* [TASK DESCRIPTION]:
Only lines with the string "right" matter here; gather them from the material below.

* [Data entries for graphics]:
** begin **
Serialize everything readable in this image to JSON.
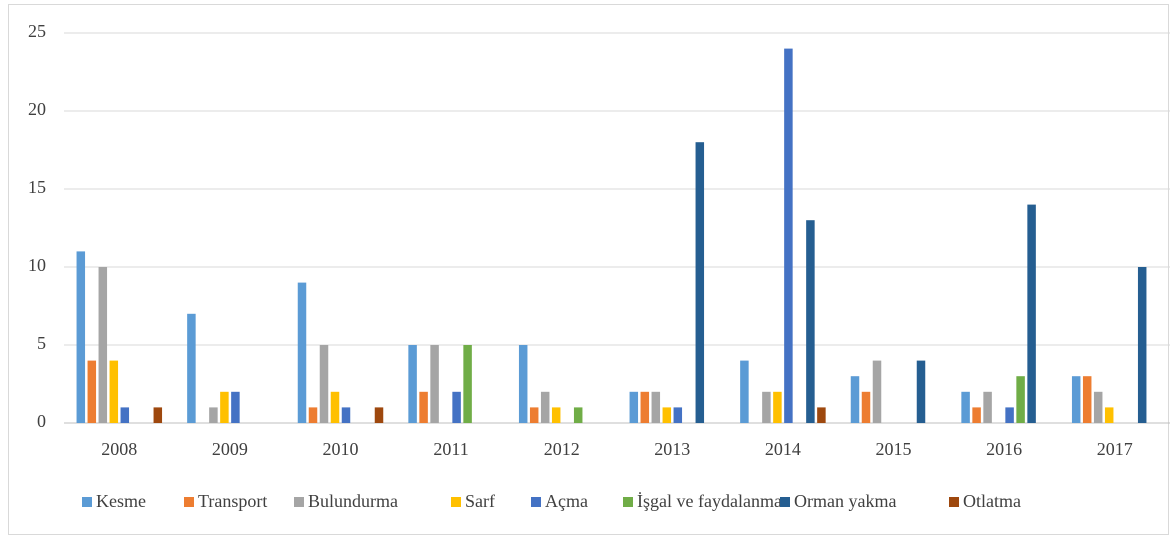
{
  "chart_data": {
    "type": "bar",
    "categories": [
      "2008",
      "2009",
      "2010",
      "2011",
      "2012",
      "2013",
      "2014",
      "2015",
      "2016",
      "2017"
    ],
    "series": [
      {
        "name": "Kesme",
        "color": "#5b9bd5",
        "values": [
          11,
          7,
          9,
          5,
          5,
          2,
          4,
          3,
          2,
          3
        ]
      },
      {
        "name": "Transport",
        "color": "#ed7d31",
        "values": [
          4,
          0,
          1,
          2,
          1,
          2,
          0,
          2,
          1,
          3
        ]
      },
      {
        "name": "Bulundurma",
        "color": "#a5a5a5",
        "values": [
          10,
          1,
          5,
          5,
          2,
          2,
          2,
          4,
          2,
          2
        ]
      },
      {
        "name": "Sarf",
        "color": "#ffc000",
        "values": [
          4,
          2,
          2,
          0,
          1,
          1,
          2,
          0,
          0,
          1
        ]
      },
      {
        "name": "Açma",
        "color": "#4472c4",
        "values": [
          1,
          2,
          1,
          2,
          0,
          1,
          24,
          0,
          1,
          0
        ]
      },
      {
        "name": "İşgal ve faydalanma",
        "color": "#70ad47",
        "values": [
          0,
          0,
          0,
          5,
          1,
          0,
          0,
          0,
          3,
          0
        ]
      },
      {
        "name": "Orman yakma",
        "color": "#255e91",
        "values": [
          0,
          0,
          0,
          0,
          0,
          18,
          13,
          4,
          14,
          10
        ]
      },
      {
        "name": "Otlatma",
        "color": "#9e480e",
        "values": [
          1,
          0,
          1,
          0,
          0,
          0,
          1,
          0,
          0,
          0
        ]
      }
    ],
    "ylim": [
      0,
      25
    ],
    "yticks": [
      0,
      5,
      10,
      15,
      20,
      25
    ],
    "grid": true,
    "legend": "bottom"
  }
}
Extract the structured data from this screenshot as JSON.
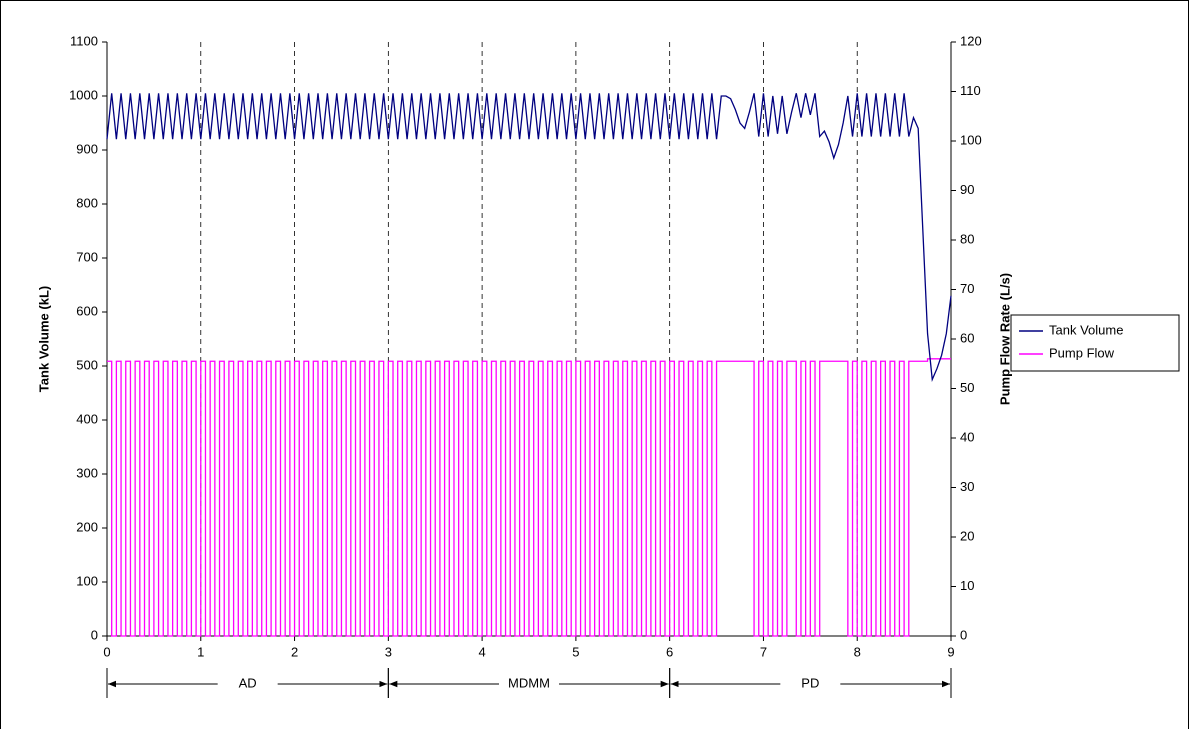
{
  "chart_data": {
    "type": "line",
    "y_label": "Tank Volume (kL)",
    "y2_label": "Pump Flow Rate (L/s)",
    "xlim": [
      0,
      9
    ],
    "xticks": [
      0,
      1,
      2,
      3,
      4,
      5,
      6,
      7,
      8,
      9
    ],
    "ylim": [
      0,
      1100
    ],
    "yticks": [
      0,
      100,
      200,
      300,
      400,
      500,
      600,
      700,
      800,
      900,
      1000,
      1100
    ],
    "y2lim": [
      0,
      120
    ],
    "y2ticks": [
      0,
      10,
      20,
      30,
      40,
      50,
      60,
      70,
      80,
      90,
      100,
      110,
      120
    ],
    "xgrid": true,
    "legend": "right",
    "phases": [
      {
        "label": "AD",
        "start": 0,
        "end": 3
      },
      {
        "label": "MDMM",
        "start": 3,
        "end": 6
      },
      {
        "label": "PD",
        "start": 6,
        "end": 9
      }
    ],
    "x": [
      0,
      0.05,
      0.1,
      0.15,
      0.2,
      0.25,
      0.3,
      0.35,
      0.4,
      0.45,
      0.5,
      0.55,
      0.6,
      0.65,
      0.7,
      0.75,
      0.8,
      0.85,
      0.9,
      0.95,
      1,
      1.05,
      1.1,
      1.15,
      1.2,
      1.25,
      1.3,
      1.35,
      1.4,
      1.45,
      1.5,
      1.55,
      1.6,
      1.65,
      1.7,
      1.75,
      1.8,
      1.85,
      1.9,
      1.95,
      2,
      2.05,
      2.1,
      2.15,
      2.2,
      2.25,
      2.3,
      2.35,
      2.4,
      2.45,
      2.5,
      2.55,
      2.6,
      2.65,
      2.7,
      2.75,
      2.8,
      2.85,
      2.9,
      2.95,
      3,
      3.05,
      3.1,
      3.15,
      3.2,
      3.25,
      3.3,
      3.35,
      3.4,
      3.45,
      3.5,
      3.55,
      3.6,
      3.65,
      3.7,
      3.75,
      3.8,
      3.85,
      3.9,
      3.95,
      4,
      4.05,
      4.1,
      4.15,
      4.2,
      4.25,
      4.3,
      4.35,
      4.4,
      4.45,
      4.5,
      4.55,
      4.6,
      4.65,
      4.7,
      4.75,
      4.8,
      4.85,
      4.9,
      4.95,
      5,
      5.05,
      5.1,
      5.15,
      5.2,
      5.25,
      5.3,
      5.35,
      5.4,
      5.45,
      5.5,
      5.55,
      5.6,
      5.65,
      5.7,
      5.75,
      5.8,
      5.85,
      5.9,
      5.95,
      6,
      6.05,
      6.1,
      6.15,
      6.2,
      6.25,
      6.3,
      6.35,
      6.4,
      6.45,
      6.5,
      6.55,
      6.6,
      6.65,
      6.7,
      6.75,
      6.8,
      6.85,
      6.9,
      6.95,
      7,
      7.05,
      7.1,
      7.15,
      7.2,
      7.25,
      7.3,
      7.35,
      7.4,
      7.45,
      7.5,
      7.55,
      7.6,
      7.65,
      7.7,
      7.75,
      7.8,
      7.85,
      7.9,
      7.95,
      8,
      8.05,
      8.1,
      8.15,
      8.2,
      8.25,
      8.3,
      8.35,
      8.4,
      8.45,
      8.5,
      8.55,
      8.6,
      8.65,
      8.7,
      8.75,
      8.8,
      8.85,
      8.9,
      8.95,
      9
    ],
    "series": [
      {
        "name": "Tank Volume",
        "color": "#000080",
        "values": [
          920,
          1005,
          920,
          1005,
          920,
          1005,
          920,
          1005,
          920,
          1005,
          920,
          1005,
          920,
          1005,
          920,
          1005,
          920,
          1005,
          920,
          1005,
          920,
          1005,
          920,
          1005,
          920,
          1005,
          920,
          1005,
          920,
          1005,
          920,
          1005,
          920,
          1005,
          920,
          1005,
          920,
          1005,
          920,
          1005,
          920,
          1005,
          920,
          1005,
          920,
          1005,
          920,
          1005,
          920,
          1005,
          920,
          1005,
          920,
          1005,
          920,
          1005,
          920,
          1005,
          920,
          1005,
          920,
          1005,
          920,
          1005,
          920,
          1005,
          920,
          1005,
          920,
          1005,
          920,
          1005,
          920,
          1005,
          920,
          1005,
          920,
          1005,
          920,
          1005,
          920,
          1005,
          920,
          1005,
          920,
          1005,
          920,
          1005,
          920,
          1005,
          920,
          1005,
          920,
          1005,
          920,
          1005,
          920,
          1005,
          920,
          1005,
          920,
          1005,
          920,
          1005,
          920,
          1005,
          920,
          1005,
          920,
          1005,
          920,
          1005,
          920,
          1005,
          920,
          1005,
          920,
          1005,
          920,
          1005,
          920,
          1005,
          920,
          1005,
          920,
          1005,
          920,
          1005,
          920,
          1005,
          920,
          1000,
          1000,
          995,
          975,
          950,
          940,
          970,
          1005,
          925,
          1005,
          925,
          1000,
          930,
          1000,
          930,
          970,
          1005,
          960,
          1005,
          965,
          1005,
          925,
          935,
          915,
          885,
          910,
          950,
          1000,
          925,
          1005,
          925,
          1005,
          925,
          1005,
          925,
          1005,
          925,
          1005,
          925,
          1005,
          925,
          960,
          940,
          750,
          560,
          475,
          495,
          520,
          560,
          630
        ]
      },
      {
        "name": "Pump Flow",
        "color": "#ff00ff",
        "axis": "y2",
        "step": true,
        "values": [
          55.5,
          0,
          55.5,
          0,
          55.5,
          0,
          55.5,
          0,
          55.5,
          0,
          55.5,
          0,
          55.5,
          0,
          55.5,
          0,
          55.5,
          0,
          55.5,
          0,
          55.5,
          0,
          55.5,
          0,
          55.5,
          0,
          55.5,
          0,
          55.5,
          0,
          55.5,
          0,
          55.5,
          0,
          55.5,
          0,
          55.5,
          0,
          55.5,
          0,
          55.5,
          0,
          55.5,
          0,
          55.5,
          0,
          55.5,
          0,
          55.5,
          0,
          55.5,
          0,
          55.5,
          0,
          55.5,
          0,
          55.5,
          0,
          55.5,
          0,
          55.5,
          0,
          55.5,
          0,
          55.5,
          0,
          55.5,
          0,
          55.5,
          0,
          55.5,
          0,
          55.5,
          0,
          55.5,
          0,
          55.5,
          0,
          55.5,
          0,
          55.5,
          0,
          55.5,
          0,
          55.5,
          0,
          55.5,
          0,
          55.5,
          0,
          55.5,
          0,
          55.5,
          0,
          55.5,
          0,
          55.5,
          0,
          55.5,
          0,
          55.5,
          0,
          55.5,
          0,
          55.5,
          0,
          55.5,
          0,
          55.5,
          0,
          55.5,
          0,
          55.5,
          0,
          55.5,
          0,
          55.5,
          0,
          55.5,
          0,
          55.5,
          0,
          55.5,
          0,
          55.5,
          0,
          55.5,
          0,
          55.5,
          0,
          55.5,
          55.5,
          55.5,
          55.5,
          55.5,
          55.5,
          55.5,
          55.5,
          0,
          55.5,
          0,
          55.5,
          0,
          55.5,
          0,
          55.5,
          55.5,
          0,
          55.5,
          0,
          55.5,
          0,
          55.5,
          55.5,
          55.5,
          55.5,
          55.5,
          55.5,
          0,
          55.5,
          0,
          55.5,
          0,
          55.5,
          0,
          55.5,
          0,
          55.5,
          0,
          55.5,
          0,
          55.5,
          55.5,
          55.5,
          55.5,
          56,
          56,
          56,
          56,
          56,
          56
        ]
      }
    ]
  }
}
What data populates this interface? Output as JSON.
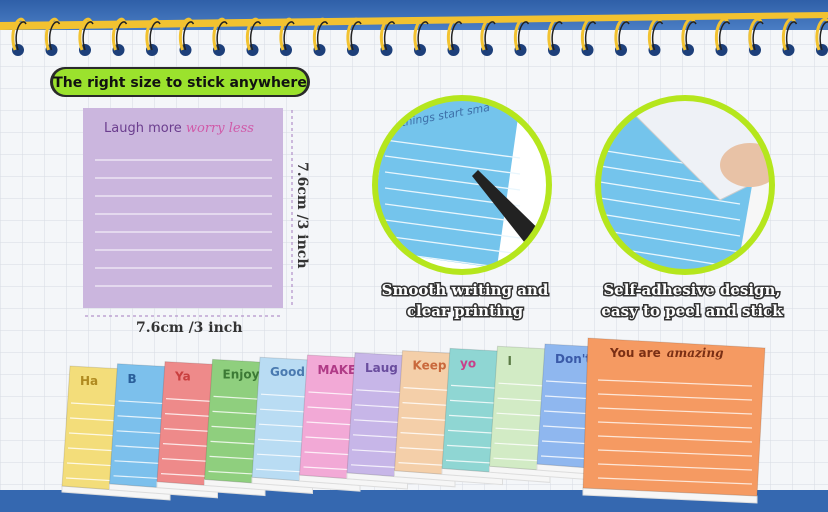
{
  "banner": "The right size to stick anywhere",
  "sample_note": {
    "text": "Laugh more",
    "accent": "worry less"
  },
  "dimensions": {
    "height": "7.6cm /3 inch",
    "width": "7.6cm /3 inch"
  },
  "features": [
    {
      "caption": [
        "Smooth writing and",
        "clear printing"
      ],
      "note_text": "y things start sma"
    },
    {
      "caption": [
        "Self-adhesive design,",
        "easy to peel and stick"
      ]
    }
  ],
  "pads": [
    "Ha",
    "B",
    "Ya",
    "Enjoy",
    "Good",
    "MAKE",
    "Laug",
    "Keep",
    "yo",
    "I",
    "Don't"
  ],
  "front_pad": {
    "text": "You are",
    "accent": "amazing"
  }
}
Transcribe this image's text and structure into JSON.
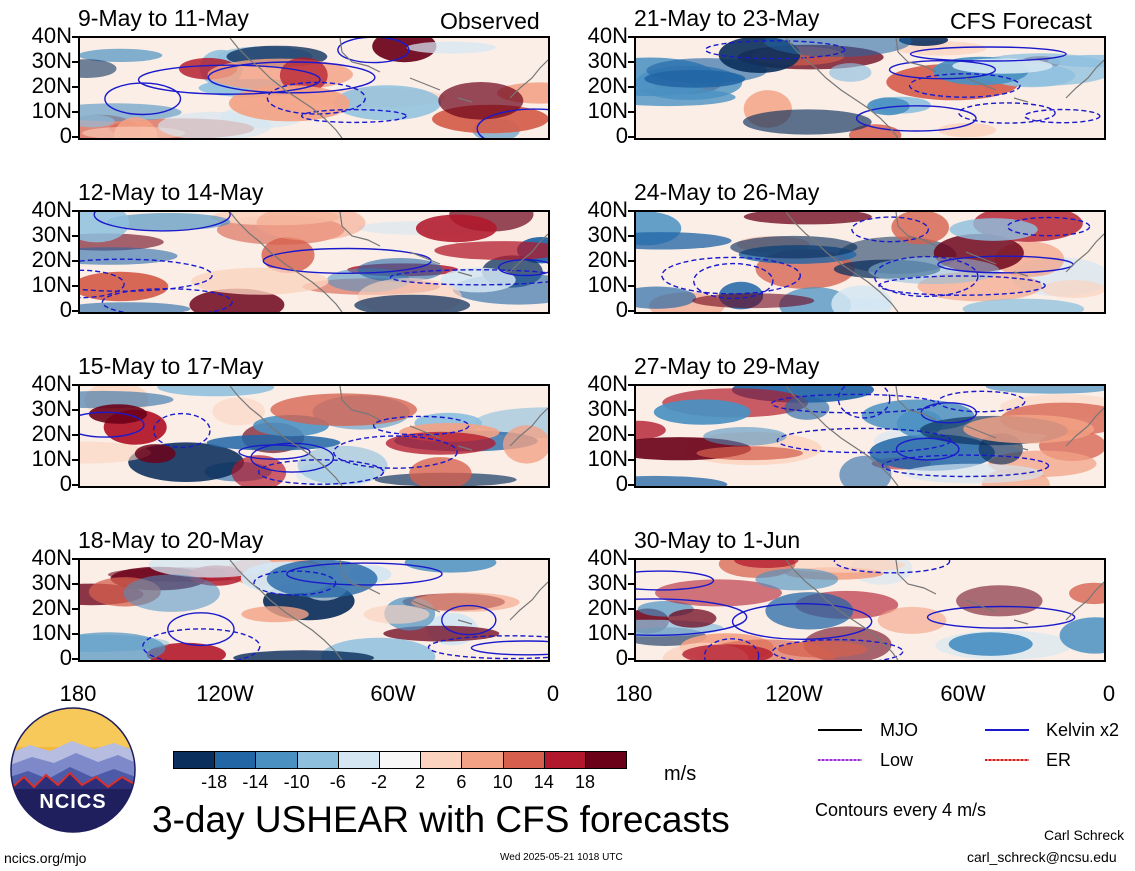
{
  "panels": [
    {
      "title": "9-May to 11-May",
      "tag": "Observed"
    },
    {
      "title": "21-May to 23-May",
      "tag": "CFS Forecast"
    },
    {
      "title": "12-May to 14-May",
      "tag": ""
    },
    {
      "title": "24-May to 26-May",
      "tag": ""
    },
    {
      "title": "15-May to 17-May",
      "tag": ""
    },
    {
      "title": "27-May to 29-May",
      "tag": ""
    },
    {
      "title": "18-May to 20-May",
      "tag": ""
    },
    {
      "title": "30-May to 1-Jun",
      "tag": ""
    }
  ],
  "lat_labels": [
    "40N",
    "30N",
    "20N",
    "10N",
    "0"
  ],
  "lon_labels": [
    "180",
    "120W",
    "60W",
    "0"
  ],
  "colorbar": {
    "labels": [
      "-18",
      "-14",
      "-10",
      "-6",
      "-2",
      "2",
      "6",
      "10",
      "14",
      "18"
    ],
    "unit": "m/s",
    "colors": [
      "#0b2f5c",
      "#2266a6",
      "#4a91c2",
      "#8ec0de",
      "#d4e6f2",
      "#f8f8f8",
      "#fbd3bf",
      "#f3a285",
      "#d6604d",
      "#b2182b",
      "#6b0119"
    ]
  },
  "legend": [
    {
      "label": "MJO",
      "color": "#000000"
    },
    {
      "label": "Kelvin x2",
      "color": "#1a1acc"
    },
    {
      "label": "Low",
      "color": "#9b30d9"
    },
    {
      "label": "ER",
      "color": "#cc2222"
    }
  ],
  "contour_note": "Contours every 4 m/s",
  "main_title": "3-day USHEAR with CFS forecasts",
  "logo_text": "NCICS",
  "footer": {
    "url": "ncics.org/mjo",
    "timestamp": "Wed 2025-05-21 1018 UTC",
    "author": "Carl Schreck",
    "email": "carl_schreck@ncsu.edu"
  }
}
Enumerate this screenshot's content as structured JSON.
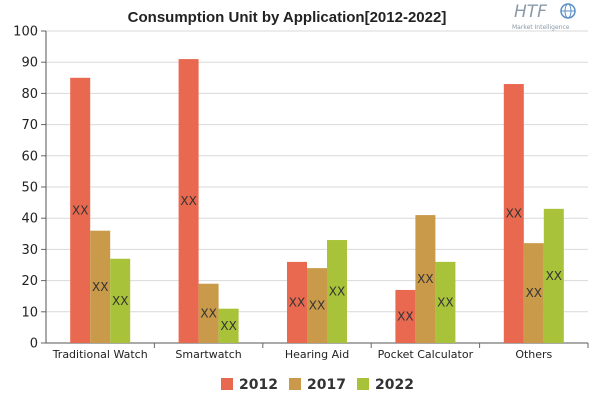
{
  "chart_data": {
    "type": "bar",
    "title": "Consumption Unit by  Application[2012-2022]",
    "categories": [
      "Traditional Watch",
      "Smartwatch",
      "Hearing Aid",
      "Pocket Calculator",
      "Others"
    ],
    "series": [
      {
        "name": "2012",
        "color": "#e8694f",
        "values": [
          85,
          91,
          26,
          17,
          83
        ]
      },
      {
        "name": "2017",
        "color": "#c99a4a",
        "values": [
          36,
          19,
          24,
          41,
          32
        ]
      },
      {
        "name": "2022",
        "color": "#a8c239",
        "values": [
          27,
          11,
          33,
          26,
          43
        ]
      }
    ],
    "data_label": "XX",
    "ylim": [
      0,
      100
    ],
    "yticks": [
      0,
      10,
      20,
      30,
      40,
      50,
      60,
      70,
      80,
      90,
      100
    ],
    "xlabel": "",
    "ylabel": "",
    "grid": true,
    "legend_position": "bottom"
  },
  "logo": {
    "brand": "HTF",
    "tagline": "Market Intelligence",
    "colors": {
      "text": "#8a9aa8",
      "globe": "#5b8fc7"
    }
  }
}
** end **
* [EXERCISE RESPONSE]:
    "legend": "right",
  "banner": "The right size to stick anywhere",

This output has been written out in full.